Which lines in the material below contain the word "Bessere"? Copy each of them.

* _DATASET CONTENT_:
------------
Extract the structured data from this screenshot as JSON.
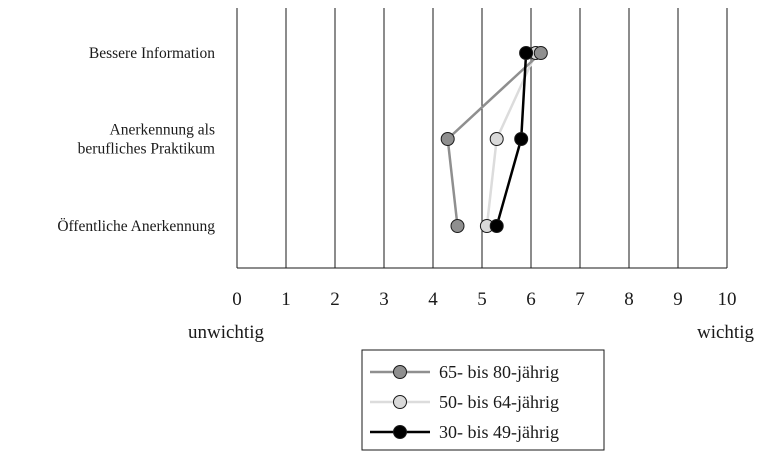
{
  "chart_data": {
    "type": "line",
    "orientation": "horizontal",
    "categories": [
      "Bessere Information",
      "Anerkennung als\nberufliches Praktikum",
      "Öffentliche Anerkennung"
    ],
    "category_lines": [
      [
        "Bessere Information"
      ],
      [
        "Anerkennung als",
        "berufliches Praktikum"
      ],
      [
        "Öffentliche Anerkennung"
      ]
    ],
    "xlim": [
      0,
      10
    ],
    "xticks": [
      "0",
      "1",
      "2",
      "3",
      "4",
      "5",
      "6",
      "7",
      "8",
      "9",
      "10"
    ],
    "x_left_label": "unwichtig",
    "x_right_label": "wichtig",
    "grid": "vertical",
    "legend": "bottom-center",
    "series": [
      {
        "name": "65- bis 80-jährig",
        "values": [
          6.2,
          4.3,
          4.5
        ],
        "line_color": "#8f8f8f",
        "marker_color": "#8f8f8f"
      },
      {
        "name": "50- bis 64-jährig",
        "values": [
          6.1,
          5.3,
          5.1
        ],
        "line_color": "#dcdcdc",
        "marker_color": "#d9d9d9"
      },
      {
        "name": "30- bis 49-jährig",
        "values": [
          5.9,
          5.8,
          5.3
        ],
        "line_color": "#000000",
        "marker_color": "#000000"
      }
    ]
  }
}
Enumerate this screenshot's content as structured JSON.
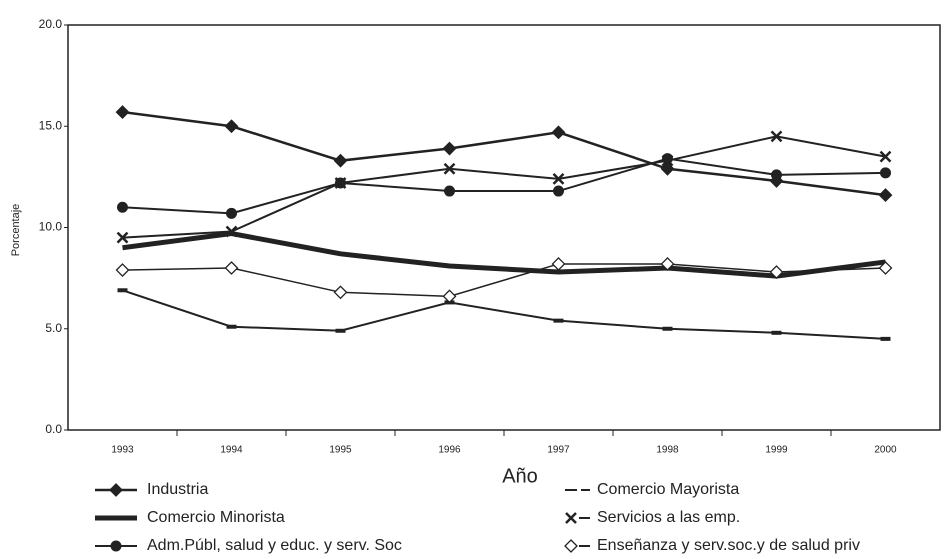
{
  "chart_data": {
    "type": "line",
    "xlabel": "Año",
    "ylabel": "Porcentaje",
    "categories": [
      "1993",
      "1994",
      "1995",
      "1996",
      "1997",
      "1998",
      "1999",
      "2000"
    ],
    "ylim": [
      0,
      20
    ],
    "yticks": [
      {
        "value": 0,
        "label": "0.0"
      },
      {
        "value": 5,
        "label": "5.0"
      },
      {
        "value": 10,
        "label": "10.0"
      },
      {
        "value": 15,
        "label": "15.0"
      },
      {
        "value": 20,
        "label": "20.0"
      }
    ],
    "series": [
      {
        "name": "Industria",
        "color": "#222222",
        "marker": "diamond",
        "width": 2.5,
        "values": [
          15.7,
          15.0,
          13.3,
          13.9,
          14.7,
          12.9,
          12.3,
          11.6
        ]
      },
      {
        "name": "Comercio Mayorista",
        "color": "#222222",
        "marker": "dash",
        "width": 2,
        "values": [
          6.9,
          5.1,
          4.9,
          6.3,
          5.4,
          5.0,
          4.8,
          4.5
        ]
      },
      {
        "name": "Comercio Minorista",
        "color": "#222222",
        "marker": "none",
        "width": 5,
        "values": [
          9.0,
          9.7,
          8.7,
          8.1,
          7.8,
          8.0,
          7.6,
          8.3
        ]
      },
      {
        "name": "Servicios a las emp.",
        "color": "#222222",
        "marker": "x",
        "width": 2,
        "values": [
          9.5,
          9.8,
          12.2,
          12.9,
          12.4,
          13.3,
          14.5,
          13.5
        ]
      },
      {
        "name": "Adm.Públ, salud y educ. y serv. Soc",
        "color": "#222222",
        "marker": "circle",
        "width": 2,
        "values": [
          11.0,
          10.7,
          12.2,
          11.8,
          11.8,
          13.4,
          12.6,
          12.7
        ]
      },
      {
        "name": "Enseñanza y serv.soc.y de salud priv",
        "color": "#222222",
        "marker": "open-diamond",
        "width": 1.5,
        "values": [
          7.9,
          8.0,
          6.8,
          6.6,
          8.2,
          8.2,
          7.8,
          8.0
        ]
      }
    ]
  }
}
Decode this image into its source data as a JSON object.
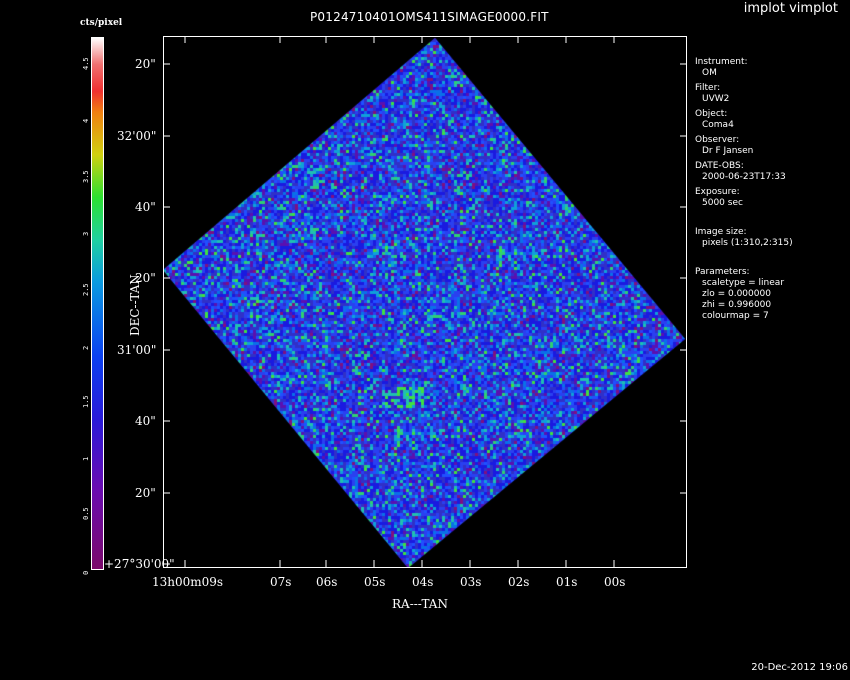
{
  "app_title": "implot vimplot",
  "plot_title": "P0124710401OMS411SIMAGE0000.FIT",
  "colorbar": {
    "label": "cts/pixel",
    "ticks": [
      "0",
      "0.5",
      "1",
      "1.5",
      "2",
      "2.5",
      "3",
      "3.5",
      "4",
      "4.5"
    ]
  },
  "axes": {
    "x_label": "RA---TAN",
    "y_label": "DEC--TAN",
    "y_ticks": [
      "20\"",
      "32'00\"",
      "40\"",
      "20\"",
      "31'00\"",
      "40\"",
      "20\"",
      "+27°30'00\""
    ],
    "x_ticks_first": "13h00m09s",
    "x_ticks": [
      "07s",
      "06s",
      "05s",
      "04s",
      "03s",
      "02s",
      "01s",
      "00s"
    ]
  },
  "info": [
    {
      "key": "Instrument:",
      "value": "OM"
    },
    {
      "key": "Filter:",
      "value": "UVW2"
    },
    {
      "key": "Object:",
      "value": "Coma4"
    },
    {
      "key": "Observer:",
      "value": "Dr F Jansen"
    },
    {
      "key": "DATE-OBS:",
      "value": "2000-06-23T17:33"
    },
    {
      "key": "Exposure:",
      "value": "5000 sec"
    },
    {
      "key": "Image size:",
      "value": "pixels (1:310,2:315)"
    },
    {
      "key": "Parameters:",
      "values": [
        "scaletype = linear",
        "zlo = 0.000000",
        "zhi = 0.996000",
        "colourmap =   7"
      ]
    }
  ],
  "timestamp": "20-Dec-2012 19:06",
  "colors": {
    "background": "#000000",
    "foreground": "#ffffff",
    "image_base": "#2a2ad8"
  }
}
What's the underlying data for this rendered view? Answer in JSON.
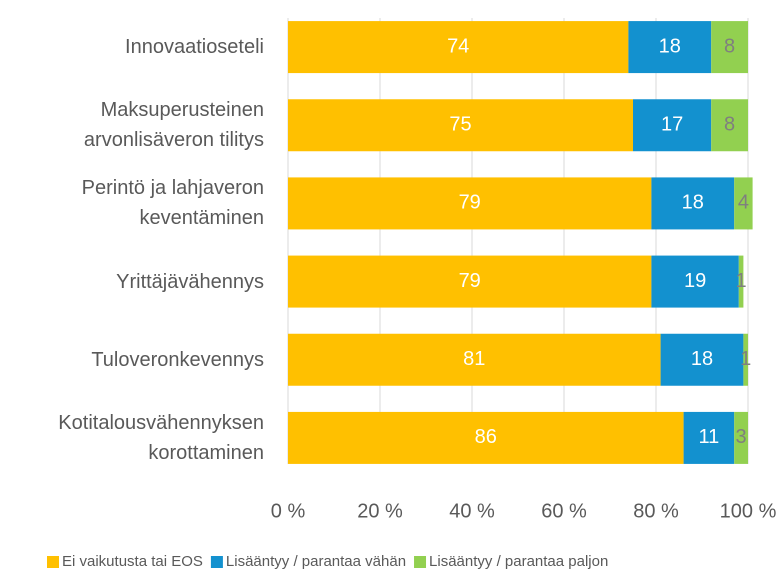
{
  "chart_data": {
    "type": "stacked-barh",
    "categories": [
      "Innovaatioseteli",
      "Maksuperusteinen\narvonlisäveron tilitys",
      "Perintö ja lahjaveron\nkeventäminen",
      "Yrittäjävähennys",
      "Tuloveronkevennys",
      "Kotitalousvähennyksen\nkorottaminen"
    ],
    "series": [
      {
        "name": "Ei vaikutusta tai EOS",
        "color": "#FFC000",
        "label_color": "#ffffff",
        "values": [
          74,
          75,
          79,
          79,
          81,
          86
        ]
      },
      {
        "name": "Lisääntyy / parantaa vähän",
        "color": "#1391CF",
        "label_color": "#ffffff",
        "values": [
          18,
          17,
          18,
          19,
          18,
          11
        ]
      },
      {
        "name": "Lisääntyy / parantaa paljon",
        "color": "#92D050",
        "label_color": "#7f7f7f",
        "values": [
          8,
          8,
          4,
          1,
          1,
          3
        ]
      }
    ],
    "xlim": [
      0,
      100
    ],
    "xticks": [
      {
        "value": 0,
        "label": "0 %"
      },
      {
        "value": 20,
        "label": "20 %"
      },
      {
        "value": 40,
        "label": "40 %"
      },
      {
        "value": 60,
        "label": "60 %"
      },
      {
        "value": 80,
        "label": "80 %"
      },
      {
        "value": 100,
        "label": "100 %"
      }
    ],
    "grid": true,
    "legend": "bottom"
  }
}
------------
* _PROBLEM SOLUTION_:
      "Bessere Information",
        "Bessere Information"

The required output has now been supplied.